Set problem:
Will you output the entries below exactly, skipping every image they contain?

Part of a data file:
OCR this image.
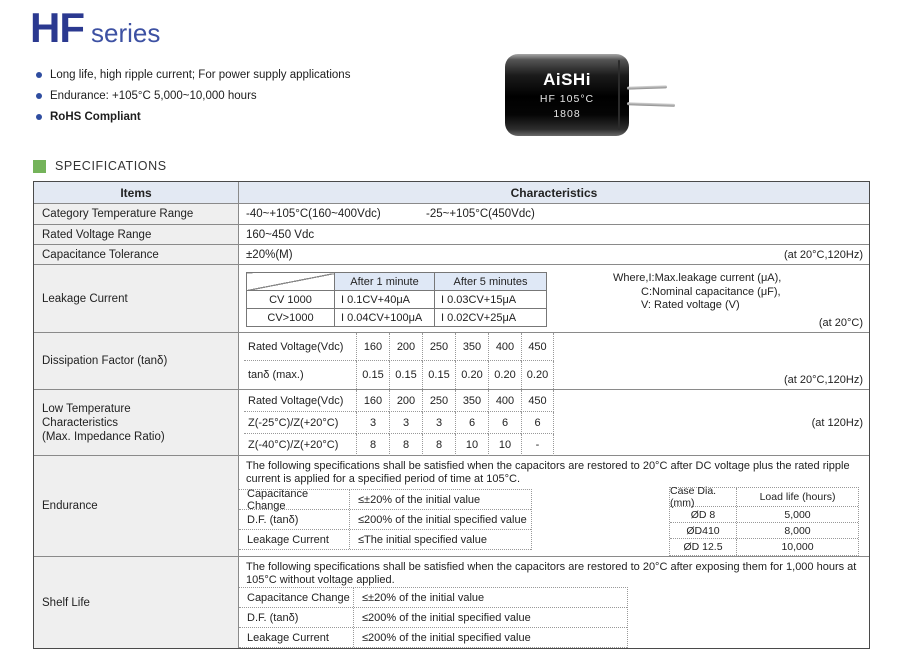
HF series
Long life, high ripple current; For power supply applications
Endurance: +105°C 5,000~10,000 hours
RoHS Compliant
AiSHi
HF 105°C
1808
SPECIFICATIONS
Items	Characteristics
Category Temperature Range	-40~+105°C(160~400Vdc)	-25~+105°C(450Vdc)
Rated Voltage Range	160~450 Vdc
Capacitance Tolerance	±20%(M)	(at 20°C,120Hz)
Leakage Current
	After 1 minute	After 5 minutes
CV 1000	I 0.1CV+40μA	I 0.03CV+15μA
CV>1000	I 0.04CV+100μA	I 0.02CV+25μA
Where,I:Max.leakage current (μA),
C:Nominal capacitance (μF),
V: Rated voltage (V)
(at 20°C)
Dissipation Factor (tanδ)
Rated Voltage(Vdc)	160	200	250	350	400	450
tanδ (max.)	0.15	0.15	0.15	0.20	0.20	0.20	(at 20°C,120Hz)
Low Temperature
Characteristics
(Max. Impedance Ratio)
Rated Voltage(Vdc)	160	200	250	350	400	450
Z(-25°C)/Z(+20°C)	3	3	3	6	6	6
Z(-40°C)/Z(+20°C)	8	8	8	10	10	-
(at 120Hz)
Endurance
The following specifications shall be satisfied when the capacitors are restored to 20°C after DC voltage plus the rated ripple current is applied for a specified period of time at 105°C.
Capacitance Change	≤±20% of the initial value
D.F. (tanδ)	≤200% of the initial specified value
Leakage Current	≤The initial specified value
Case Dia.(mm)	Load life (hours)
ØD 8	5,000
ØD410	8,000
ØD 12.5	10,000
Shelf Life
The following specifications shall be satisfied when the capacitors are restored to 20°C after exposing them for 1,000 hours at 105°C without voltage applied.
Capacitance Change	≤±20% of the initial value
D.F. (tanδ)	≤200% of the initial specified value
Leakage Current	≤200% of the initial specified value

Exercise output:
OCR this image.
HF series
Long life, high ripple current; For power supply applications
Endurance: +105°C 5,000~10,000 hours
RoHS Compliant
AiSHi
HF 105°C
1808
SPECIFICATIONS
Items	Characteristics
Category Temperature Range	-40~+105°C(160~400Vdc)	-25~+105°C(450Vdc)
Rated Voltage Range	160~450 Vdc
Capacitance Tolerance	±20%(M)	(at 20°C,120Hz)
Leakage Current
	After 1 minute	After 5 minutes
CV 1000	I 0.1CV+40μA	I 0.03CV+15μA
CV>1000	I 0.04CV+100μA	I 0.02CV+25μA
Where,I:Max.leakage current (μA),
C:Nominal capacitance (μF),
V: Rated voltage (V)
(at 20°C)
Dissipation Factor (tanδ)
Rated Voltage(Vdc)	160	200	250	350	400	450
tanδ (max.)	0.15	0.15	0.15	0.20	0.20	0.20	(at 20°C,120Hz)
Low Temperature
Characteristics
(Max. Impedance Ratio)
Rated Voltage(Vdc)	160	200	250	350	400	450
Z(-25°C)/Z(+20°C)	3	3	3	6	6	6
Z(-40°C)/Z(+20°C)	8	8	8	10	10	-
(at 120Hz)
Endurance
The following specifications shall be satisfied when the capacitors are restored to 20°C after DC voltage plus the rated ripple current is applied for a specified period of time at 105°C.
Capacitance Change	≤±20% of the initial value
D.F. (tanδ)	≤200% of the initial specified value
Leakage Current	≤The initial specified value
Case Dia.(mm)	Load life (hours)
ØD 8	5,000
ØD410	8,000
ØD 12.5	10,000
Shelf Life
The following specifications shall be satisfied when the capacitors are restored to 20°C after exposing them for 1,000 hours at 105°C without voltage applied.
Capacitance Change	≤±20% of the initial value
D.F. (tanδ)	≤200% of the initial specified value
Leakage Current	≤200% of the initial specified value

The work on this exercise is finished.